[Dataset records]
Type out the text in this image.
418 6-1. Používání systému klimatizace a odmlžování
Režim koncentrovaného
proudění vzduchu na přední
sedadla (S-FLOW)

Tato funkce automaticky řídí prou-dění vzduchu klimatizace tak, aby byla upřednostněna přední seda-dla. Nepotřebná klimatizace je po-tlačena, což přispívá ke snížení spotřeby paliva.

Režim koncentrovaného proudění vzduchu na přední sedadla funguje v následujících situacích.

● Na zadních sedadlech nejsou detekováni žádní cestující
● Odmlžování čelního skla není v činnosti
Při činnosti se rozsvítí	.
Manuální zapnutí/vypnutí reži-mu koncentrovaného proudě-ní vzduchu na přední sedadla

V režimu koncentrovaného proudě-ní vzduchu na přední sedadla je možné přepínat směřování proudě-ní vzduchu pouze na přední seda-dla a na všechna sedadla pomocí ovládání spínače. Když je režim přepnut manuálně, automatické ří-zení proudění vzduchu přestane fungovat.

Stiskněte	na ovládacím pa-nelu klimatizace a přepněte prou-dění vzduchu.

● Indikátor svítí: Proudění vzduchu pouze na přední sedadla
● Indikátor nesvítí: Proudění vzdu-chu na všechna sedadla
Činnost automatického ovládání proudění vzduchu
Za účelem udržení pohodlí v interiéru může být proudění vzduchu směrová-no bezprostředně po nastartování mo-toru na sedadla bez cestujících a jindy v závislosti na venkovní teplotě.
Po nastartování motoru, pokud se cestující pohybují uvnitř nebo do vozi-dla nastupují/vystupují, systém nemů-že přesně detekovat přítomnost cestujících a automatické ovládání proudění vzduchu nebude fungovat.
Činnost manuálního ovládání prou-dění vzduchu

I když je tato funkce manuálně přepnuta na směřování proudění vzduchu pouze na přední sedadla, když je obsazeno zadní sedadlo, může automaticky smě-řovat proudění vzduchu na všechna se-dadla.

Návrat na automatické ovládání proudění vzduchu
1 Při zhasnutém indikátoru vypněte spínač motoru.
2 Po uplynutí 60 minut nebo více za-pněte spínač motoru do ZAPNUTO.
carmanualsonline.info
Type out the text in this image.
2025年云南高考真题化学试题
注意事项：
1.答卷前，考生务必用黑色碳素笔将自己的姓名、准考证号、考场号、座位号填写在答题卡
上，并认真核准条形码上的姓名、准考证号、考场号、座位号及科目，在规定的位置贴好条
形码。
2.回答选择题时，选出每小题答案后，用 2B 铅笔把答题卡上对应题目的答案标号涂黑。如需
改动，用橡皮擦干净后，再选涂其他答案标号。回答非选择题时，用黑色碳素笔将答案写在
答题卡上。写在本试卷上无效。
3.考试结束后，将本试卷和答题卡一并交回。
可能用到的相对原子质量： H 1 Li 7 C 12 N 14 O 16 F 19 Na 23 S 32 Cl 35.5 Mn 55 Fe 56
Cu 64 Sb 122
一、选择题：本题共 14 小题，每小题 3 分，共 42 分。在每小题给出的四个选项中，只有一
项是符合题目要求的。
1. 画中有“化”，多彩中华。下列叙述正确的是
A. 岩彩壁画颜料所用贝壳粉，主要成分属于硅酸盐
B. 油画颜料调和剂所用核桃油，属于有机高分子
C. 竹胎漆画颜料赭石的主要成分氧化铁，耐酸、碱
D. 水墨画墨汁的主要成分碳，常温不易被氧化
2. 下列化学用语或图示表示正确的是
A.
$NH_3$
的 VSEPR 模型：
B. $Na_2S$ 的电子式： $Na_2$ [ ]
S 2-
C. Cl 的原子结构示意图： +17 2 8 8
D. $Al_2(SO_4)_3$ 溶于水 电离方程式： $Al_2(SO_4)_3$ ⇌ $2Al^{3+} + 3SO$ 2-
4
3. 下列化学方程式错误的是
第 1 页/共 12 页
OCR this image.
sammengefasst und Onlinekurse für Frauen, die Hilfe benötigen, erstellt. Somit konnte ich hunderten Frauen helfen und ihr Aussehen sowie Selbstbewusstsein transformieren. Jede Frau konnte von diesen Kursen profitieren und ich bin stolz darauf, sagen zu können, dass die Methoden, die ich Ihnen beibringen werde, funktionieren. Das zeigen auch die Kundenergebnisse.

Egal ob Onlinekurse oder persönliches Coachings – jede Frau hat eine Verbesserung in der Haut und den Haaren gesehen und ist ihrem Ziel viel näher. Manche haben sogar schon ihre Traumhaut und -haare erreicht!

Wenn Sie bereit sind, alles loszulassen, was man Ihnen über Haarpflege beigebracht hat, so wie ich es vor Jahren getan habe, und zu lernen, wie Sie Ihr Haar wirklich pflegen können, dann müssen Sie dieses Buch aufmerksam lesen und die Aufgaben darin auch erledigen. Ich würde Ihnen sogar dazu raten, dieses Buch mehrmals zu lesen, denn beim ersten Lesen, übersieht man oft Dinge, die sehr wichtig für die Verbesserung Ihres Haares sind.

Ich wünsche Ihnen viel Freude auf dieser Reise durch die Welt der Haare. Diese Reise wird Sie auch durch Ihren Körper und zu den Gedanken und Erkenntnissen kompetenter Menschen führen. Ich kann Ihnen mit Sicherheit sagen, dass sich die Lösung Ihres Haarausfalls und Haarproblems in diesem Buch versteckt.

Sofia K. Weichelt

§ **Set exercise**: Only a number is wanted: how many lines contain "Verbesserung"?

§ **Answer in full**: 2